Figure content listings
╔══
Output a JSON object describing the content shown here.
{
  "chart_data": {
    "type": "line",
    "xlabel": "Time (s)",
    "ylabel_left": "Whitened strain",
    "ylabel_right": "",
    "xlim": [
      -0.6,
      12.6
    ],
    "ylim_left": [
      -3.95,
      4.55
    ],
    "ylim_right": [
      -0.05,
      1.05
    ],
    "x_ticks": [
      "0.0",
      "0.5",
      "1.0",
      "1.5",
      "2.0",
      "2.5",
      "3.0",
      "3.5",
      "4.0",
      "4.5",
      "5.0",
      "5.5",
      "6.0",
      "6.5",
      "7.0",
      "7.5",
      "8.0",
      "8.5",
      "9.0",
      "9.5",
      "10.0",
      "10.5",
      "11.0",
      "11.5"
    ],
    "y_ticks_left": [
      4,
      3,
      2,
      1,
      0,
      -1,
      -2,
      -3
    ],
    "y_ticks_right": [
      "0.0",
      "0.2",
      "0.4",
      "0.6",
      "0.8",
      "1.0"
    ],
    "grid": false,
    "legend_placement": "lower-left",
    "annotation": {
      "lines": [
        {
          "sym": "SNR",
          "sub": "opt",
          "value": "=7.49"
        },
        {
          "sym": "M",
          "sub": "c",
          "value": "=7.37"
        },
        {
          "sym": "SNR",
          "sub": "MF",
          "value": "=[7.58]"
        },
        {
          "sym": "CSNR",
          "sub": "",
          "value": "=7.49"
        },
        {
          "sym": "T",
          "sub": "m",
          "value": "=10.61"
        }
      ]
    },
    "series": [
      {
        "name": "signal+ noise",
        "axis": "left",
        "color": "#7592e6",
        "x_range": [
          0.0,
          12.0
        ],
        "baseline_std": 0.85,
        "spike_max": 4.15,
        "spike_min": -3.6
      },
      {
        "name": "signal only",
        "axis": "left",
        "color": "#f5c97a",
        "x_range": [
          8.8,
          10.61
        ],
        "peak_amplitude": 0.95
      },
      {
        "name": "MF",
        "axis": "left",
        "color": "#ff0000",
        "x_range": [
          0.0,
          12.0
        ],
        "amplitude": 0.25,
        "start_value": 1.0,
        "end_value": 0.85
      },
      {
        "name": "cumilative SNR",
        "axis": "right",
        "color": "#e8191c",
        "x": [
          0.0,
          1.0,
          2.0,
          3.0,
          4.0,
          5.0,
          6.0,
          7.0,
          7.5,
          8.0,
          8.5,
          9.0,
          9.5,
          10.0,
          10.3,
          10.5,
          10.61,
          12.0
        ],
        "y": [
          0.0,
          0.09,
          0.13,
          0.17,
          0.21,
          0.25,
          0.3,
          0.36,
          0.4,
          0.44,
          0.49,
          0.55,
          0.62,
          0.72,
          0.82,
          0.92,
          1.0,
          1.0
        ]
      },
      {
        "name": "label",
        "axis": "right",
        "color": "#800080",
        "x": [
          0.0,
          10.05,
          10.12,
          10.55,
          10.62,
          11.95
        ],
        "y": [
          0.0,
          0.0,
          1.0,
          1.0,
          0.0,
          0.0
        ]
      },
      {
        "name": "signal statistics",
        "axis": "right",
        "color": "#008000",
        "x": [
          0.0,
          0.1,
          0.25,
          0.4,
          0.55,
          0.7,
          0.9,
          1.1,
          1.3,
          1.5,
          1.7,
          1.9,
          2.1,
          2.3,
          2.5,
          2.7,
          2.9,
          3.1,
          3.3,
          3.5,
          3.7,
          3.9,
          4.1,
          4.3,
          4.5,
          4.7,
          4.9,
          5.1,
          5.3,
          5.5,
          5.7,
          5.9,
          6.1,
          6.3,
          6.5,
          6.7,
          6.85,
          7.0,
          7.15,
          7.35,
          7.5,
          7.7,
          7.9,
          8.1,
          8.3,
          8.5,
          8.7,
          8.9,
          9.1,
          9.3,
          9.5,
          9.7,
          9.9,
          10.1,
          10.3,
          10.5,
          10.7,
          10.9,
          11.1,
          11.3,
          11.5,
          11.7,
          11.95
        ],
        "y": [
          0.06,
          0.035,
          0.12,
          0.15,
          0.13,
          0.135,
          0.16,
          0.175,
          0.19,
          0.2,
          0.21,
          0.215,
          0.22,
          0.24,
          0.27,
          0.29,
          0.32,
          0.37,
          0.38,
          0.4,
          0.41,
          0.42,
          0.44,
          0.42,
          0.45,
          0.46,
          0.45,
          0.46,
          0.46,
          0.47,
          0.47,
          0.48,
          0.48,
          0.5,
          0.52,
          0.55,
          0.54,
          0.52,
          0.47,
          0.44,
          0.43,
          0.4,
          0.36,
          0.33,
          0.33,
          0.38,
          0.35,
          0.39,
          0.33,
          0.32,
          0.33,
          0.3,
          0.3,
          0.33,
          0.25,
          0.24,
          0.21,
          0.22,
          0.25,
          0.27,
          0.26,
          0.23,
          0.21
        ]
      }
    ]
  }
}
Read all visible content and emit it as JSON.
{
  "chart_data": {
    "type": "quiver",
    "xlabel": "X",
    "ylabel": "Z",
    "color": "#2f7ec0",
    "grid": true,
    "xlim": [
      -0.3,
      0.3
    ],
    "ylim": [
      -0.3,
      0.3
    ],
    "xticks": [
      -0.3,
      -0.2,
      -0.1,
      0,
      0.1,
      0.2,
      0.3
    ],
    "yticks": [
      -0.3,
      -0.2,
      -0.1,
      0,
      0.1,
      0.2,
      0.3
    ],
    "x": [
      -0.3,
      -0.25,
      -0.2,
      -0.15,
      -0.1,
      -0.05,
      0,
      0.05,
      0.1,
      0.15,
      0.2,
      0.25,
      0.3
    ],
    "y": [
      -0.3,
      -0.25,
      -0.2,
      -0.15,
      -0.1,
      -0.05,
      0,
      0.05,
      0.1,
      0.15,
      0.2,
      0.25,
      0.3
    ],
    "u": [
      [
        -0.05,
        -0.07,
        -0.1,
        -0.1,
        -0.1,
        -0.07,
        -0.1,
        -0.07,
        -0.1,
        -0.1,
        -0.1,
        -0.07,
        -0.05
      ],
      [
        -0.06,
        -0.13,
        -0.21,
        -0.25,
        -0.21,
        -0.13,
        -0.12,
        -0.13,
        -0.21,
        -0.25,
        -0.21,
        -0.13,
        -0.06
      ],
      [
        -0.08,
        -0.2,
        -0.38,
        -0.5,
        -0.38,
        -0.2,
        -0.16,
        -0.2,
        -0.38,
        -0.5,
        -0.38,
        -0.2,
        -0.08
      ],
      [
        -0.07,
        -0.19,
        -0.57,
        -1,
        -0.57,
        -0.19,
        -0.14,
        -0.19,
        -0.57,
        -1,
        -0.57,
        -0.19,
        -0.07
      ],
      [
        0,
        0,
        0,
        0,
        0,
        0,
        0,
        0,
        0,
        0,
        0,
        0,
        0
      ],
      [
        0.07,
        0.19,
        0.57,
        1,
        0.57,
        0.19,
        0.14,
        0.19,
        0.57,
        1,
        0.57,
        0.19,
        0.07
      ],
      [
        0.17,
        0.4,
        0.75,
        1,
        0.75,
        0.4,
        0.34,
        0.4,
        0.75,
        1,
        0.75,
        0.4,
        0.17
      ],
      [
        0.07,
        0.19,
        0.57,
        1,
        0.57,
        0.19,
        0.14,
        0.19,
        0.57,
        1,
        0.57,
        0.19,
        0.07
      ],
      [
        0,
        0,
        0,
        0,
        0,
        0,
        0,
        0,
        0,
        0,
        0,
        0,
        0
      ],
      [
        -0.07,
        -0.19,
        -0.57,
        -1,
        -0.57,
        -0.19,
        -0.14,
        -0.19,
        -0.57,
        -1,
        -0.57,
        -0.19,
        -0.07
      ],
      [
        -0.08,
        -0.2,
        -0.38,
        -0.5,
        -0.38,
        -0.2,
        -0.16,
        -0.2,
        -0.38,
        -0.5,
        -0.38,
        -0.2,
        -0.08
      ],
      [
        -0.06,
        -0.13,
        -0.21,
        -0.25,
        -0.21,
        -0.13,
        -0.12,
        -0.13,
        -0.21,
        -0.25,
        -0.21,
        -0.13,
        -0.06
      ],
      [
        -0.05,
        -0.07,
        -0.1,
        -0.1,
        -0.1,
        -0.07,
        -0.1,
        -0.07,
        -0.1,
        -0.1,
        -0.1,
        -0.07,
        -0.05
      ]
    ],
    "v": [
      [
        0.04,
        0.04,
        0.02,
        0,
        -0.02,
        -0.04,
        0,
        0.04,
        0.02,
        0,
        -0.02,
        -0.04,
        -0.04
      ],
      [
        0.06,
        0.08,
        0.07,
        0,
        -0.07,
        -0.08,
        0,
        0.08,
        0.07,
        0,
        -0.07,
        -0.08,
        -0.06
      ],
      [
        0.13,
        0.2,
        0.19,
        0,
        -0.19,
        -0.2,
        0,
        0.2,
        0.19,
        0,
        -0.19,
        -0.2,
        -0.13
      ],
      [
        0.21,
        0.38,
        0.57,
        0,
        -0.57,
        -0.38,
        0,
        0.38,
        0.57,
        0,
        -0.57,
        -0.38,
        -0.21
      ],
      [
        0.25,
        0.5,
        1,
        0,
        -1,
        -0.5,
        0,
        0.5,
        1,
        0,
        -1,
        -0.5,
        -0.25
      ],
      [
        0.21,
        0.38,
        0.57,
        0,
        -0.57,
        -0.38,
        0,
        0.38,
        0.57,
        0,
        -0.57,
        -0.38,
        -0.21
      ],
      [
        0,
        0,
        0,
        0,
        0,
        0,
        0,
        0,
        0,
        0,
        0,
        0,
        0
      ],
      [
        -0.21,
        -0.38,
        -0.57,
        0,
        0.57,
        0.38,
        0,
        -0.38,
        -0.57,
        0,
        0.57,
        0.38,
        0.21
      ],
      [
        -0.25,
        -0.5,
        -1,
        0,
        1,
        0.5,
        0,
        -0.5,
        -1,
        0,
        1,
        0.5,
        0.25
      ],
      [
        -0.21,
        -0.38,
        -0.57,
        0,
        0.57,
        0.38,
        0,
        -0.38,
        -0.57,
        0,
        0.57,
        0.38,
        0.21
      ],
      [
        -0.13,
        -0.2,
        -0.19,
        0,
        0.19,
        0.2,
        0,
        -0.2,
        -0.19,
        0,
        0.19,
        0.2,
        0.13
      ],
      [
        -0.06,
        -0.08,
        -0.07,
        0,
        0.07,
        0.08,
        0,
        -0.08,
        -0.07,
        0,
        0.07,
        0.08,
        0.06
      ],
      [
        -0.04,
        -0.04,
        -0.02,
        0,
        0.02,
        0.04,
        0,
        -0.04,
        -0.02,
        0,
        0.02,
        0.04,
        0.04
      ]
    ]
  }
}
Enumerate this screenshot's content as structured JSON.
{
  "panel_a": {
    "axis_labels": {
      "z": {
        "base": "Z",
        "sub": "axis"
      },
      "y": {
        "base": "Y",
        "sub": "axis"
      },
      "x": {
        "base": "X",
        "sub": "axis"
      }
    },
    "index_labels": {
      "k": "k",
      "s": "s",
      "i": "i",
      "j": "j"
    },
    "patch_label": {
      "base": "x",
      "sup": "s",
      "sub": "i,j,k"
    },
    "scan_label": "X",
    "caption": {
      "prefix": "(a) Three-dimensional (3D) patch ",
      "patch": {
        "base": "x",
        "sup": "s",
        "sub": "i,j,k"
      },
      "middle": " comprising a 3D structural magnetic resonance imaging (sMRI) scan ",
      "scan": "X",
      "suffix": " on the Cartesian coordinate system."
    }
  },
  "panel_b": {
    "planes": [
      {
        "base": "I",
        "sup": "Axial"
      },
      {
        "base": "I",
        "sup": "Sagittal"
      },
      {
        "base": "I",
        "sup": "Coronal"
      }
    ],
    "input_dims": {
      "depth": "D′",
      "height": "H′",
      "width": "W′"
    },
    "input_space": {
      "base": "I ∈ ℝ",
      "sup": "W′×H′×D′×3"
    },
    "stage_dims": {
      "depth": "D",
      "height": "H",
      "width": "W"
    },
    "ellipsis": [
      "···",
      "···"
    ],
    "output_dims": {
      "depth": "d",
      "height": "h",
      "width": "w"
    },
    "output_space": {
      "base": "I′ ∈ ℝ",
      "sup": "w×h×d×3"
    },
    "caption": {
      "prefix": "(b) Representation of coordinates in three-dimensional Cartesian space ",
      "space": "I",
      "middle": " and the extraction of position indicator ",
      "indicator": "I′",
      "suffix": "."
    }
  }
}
╚══
WRITTEN PROBLEM: From the listing above, return each line with the word "middle".

EXPECTED OUTPUT:
      "middle": " comprising a 3D structural magnetic resonance imaging (sMRI) scan ",
      "middle": " and the extraction of position indicator ",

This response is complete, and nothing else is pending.